• _INFORMATION SUPPLIED_:
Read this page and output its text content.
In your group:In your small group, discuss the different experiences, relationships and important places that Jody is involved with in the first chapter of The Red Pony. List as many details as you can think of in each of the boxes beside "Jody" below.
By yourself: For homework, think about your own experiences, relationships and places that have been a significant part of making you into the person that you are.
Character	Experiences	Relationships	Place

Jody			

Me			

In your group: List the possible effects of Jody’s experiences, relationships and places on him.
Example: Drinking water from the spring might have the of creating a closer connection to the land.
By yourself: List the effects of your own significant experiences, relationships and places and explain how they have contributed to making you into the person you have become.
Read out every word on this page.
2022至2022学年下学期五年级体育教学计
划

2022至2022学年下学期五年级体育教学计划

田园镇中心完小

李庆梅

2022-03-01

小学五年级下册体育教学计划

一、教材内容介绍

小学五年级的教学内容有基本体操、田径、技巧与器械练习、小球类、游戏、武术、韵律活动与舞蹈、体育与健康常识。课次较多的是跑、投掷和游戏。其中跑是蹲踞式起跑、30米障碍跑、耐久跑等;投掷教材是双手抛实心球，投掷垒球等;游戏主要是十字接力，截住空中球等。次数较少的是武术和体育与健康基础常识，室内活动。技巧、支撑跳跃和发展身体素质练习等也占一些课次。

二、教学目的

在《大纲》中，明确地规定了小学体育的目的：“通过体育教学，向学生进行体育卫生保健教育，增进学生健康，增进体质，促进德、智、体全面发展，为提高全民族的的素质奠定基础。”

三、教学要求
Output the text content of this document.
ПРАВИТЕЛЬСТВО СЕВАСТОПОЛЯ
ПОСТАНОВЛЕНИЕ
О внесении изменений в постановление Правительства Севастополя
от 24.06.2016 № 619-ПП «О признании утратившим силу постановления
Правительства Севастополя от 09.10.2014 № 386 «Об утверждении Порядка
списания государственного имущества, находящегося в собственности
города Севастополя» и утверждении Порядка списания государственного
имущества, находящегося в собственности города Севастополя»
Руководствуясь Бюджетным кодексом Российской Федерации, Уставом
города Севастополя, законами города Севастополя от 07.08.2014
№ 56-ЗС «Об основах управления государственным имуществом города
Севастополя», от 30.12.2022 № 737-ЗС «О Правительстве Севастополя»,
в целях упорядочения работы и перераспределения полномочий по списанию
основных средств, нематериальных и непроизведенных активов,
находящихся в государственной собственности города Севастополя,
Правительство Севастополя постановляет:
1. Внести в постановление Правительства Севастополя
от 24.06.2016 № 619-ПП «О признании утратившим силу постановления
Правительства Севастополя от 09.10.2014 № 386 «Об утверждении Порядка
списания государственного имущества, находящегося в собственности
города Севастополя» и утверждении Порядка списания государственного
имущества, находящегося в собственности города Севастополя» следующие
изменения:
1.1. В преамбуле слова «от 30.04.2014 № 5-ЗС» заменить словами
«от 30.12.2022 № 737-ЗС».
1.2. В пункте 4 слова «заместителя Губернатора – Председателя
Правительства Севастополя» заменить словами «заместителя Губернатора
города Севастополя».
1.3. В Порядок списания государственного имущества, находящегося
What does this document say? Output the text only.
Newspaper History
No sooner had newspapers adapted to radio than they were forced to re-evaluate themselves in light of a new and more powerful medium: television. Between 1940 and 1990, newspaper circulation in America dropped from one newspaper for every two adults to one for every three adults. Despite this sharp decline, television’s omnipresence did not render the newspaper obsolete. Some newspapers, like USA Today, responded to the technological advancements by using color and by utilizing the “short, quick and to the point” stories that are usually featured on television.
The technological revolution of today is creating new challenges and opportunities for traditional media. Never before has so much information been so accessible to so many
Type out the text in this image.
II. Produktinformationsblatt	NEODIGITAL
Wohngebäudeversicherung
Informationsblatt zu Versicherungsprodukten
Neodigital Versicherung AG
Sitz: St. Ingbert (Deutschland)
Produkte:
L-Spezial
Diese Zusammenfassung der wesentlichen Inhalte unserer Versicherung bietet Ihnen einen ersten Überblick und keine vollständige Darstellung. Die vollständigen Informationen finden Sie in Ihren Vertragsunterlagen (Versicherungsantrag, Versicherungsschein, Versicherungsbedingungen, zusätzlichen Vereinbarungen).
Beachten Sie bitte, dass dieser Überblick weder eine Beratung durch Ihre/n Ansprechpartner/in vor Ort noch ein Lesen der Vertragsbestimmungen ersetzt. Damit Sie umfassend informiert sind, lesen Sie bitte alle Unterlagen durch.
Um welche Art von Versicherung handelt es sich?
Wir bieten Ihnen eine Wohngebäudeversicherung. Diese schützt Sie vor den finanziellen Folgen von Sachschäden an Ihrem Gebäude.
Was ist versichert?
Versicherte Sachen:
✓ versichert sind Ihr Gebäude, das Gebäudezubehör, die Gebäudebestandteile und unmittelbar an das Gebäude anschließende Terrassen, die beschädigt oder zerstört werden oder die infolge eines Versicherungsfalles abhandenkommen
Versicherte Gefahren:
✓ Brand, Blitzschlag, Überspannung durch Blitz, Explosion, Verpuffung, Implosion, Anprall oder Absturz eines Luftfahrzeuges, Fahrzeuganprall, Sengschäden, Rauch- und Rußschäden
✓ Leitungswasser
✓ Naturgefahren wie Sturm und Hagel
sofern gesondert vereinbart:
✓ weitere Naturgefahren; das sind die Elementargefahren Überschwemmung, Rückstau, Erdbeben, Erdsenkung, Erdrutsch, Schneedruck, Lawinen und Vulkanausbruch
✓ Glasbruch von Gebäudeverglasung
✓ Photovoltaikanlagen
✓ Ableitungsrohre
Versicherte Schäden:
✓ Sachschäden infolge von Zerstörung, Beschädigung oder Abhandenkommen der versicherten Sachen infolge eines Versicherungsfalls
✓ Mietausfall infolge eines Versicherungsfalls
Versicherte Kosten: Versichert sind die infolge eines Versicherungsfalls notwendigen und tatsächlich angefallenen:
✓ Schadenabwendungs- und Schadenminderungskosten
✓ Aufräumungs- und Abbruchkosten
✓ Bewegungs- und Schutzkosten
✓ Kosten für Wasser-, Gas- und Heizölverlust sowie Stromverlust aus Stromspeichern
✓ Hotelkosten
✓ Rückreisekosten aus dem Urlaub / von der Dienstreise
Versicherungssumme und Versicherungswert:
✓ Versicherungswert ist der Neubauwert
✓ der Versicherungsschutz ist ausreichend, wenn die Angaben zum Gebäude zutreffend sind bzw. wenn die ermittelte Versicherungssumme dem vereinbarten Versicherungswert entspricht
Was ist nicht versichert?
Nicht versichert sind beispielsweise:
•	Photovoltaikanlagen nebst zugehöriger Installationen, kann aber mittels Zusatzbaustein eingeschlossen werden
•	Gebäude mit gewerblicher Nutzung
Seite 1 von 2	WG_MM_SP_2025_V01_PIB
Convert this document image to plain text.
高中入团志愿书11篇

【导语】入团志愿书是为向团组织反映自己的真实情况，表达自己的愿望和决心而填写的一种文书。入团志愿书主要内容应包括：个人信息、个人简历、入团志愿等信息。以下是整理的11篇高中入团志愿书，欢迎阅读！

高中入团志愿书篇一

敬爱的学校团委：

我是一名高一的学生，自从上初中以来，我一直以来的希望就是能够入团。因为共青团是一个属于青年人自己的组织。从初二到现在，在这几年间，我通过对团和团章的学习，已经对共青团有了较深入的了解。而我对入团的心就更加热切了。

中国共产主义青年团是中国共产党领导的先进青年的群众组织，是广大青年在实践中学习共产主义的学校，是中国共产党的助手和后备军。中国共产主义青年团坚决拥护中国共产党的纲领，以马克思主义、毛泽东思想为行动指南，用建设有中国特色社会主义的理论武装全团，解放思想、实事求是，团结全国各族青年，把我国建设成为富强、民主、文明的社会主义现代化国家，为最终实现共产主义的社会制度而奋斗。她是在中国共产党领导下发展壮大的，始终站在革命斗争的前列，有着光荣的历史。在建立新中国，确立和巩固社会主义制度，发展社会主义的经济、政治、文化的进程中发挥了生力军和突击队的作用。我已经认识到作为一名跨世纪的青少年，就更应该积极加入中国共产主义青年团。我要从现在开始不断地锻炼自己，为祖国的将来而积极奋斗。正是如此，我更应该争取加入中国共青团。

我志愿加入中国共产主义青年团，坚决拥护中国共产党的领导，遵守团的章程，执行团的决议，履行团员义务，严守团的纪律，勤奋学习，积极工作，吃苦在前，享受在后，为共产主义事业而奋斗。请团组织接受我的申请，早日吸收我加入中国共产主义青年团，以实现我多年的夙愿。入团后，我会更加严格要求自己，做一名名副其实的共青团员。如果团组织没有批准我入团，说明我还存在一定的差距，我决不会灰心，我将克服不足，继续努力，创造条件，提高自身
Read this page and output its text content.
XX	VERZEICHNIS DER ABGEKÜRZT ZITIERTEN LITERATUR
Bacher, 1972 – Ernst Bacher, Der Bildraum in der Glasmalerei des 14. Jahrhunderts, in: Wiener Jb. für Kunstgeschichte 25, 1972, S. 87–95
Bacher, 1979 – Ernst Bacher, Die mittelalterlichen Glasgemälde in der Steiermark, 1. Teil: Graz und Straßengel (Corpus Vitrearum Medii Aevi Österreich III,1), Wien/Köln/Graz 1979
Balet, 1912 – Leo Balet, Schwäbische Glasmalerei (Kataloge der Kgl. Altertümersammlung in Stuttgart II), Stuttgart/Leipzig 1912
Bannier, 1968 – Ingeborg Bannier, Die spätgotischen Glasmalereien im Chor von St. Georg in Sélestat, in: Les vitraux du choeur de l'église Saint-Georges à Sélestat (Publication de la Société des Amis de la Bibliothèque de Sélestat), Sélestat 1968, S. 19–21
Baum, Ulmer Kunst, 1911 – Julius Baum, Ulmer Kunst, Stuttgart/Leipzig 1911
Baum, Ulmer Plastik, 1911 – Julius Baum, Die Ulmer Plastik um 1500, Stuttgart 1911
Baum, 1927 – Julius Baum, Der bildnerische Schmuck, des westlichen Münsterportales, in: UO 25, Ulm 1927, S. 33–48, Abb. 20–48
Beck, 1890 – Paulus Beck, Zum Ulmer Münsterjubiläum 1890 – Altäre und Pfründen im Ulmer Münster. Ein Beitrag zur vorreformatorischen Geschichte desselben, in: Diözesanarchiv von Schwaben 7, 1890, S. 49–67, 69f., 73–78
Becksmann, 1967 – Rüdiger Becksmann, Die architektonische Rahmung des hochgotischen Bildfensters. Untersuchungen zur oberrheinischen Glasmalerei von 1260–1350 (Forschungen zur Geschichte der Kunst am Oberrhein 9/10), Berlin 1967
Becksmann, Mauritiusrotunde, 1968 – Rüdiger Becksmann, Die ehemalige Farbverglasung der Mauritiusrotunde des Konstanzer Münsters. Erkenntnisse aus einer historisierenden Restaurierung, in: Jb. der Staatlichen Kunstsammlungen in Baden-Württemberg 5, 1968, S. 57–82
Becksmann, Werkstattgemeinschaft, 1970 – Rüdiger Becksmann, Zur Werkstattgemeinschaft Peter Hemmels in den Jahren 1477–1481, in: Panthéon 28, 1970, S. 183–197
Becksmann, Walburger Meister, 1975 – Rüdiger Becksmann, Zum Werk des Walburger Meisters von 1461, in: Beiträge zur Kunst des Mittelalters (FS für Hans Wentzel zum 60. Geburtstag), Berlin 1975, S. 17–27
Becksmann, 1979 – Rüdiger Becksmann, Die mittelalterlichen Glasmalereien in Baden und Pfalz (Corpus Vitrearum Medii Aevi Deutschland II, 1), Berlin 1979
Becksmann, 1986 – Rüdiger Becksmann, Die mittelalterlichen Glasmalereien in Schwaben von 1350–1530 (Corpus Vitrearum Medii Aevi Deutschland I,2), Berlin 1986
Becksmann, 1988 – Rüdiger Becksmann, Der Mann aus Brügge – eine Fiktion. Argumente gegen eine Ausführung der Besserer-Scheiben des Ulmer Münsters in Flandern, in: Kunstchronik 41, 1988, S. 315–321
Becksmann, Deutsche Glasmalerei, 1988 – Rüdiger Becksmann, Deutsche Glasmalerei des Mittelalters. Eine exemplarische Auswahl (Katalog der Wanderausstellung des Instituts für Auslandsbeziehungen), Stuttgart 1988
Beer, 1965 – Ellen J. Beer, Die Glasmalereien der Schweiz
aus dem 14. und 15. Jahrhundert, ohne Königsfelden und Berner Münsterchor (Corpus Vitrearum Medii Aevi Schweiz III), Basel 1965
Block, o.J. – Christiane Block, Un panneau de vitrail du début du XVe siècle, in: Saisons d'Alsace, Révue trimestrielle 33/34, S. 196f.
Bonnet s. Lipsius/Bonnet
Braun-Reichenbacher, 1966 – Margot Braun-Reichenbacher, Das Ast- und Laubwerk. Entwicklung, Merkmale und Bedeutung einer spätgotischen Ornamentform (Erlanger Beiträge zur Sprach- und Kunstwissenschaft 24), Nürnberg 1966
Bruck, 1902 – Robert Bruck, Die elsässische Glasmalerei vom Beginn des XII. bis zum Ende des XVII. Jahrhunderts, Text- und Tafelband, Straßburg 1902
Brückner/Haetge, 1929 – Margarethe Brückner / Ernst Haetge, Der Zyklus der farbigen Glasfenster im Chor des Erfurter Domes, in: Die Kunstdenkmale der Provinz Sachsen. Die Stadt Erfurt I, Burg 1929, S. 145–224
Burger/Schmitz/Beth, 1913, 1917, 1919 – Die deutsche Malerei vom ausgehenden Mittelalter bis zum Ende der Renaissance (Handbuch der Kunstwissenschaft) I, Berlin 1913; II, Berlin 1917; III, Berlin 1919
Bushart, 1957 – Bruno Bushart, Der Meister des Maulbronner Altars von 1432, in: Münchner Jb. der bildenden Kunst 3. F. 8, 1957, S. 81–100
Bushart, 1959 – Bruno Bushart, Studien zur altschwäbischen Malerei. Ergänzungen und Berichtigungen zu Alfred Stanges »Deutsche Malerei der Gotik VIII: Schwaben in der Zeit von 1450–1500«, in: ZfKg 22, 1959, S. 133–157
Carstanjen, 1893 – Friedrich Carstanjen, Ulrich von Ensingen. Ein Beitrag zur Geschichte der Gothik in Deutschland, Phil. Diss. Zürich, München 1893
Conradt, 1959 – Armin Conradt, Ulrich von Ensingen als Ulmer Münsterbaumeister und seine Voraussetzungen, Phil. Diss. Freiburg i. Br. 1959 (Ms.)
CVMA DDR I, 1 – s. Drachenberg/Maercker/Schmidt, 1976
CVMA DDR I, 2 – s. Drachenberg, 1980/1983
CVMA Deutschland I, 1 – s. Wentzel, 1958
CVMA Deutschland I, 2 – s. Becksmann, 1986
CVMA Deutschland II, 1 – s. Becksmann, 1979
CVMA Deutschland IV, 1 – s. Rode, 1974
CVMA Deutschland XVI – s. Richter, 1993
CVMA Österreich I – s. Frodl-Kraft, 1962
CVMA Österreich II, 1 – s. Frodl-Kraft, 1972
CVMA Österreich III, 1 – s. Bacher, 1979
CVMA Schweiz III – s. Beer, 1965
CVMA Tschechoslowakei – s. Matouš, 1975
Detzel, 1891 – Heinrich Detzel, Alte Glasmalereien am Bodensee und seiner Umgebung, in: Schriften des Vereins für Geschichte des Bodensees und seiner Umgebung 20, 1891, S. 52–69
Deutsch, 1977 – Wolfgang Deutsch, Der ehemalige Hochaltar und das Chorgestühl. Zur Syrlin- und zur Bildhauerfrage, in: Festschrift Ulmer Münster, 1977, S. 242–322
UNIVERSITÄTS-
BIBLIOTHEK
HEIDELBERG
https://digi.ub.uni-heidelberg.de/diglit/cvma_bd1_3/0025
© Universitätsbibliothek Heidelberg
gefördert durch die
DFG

• _THE REQUEST_:
Find every line of the data that holds the string "Sachschäden", then say how many there are and nothing else.

• _RESPONSE TO THE TASK_:
2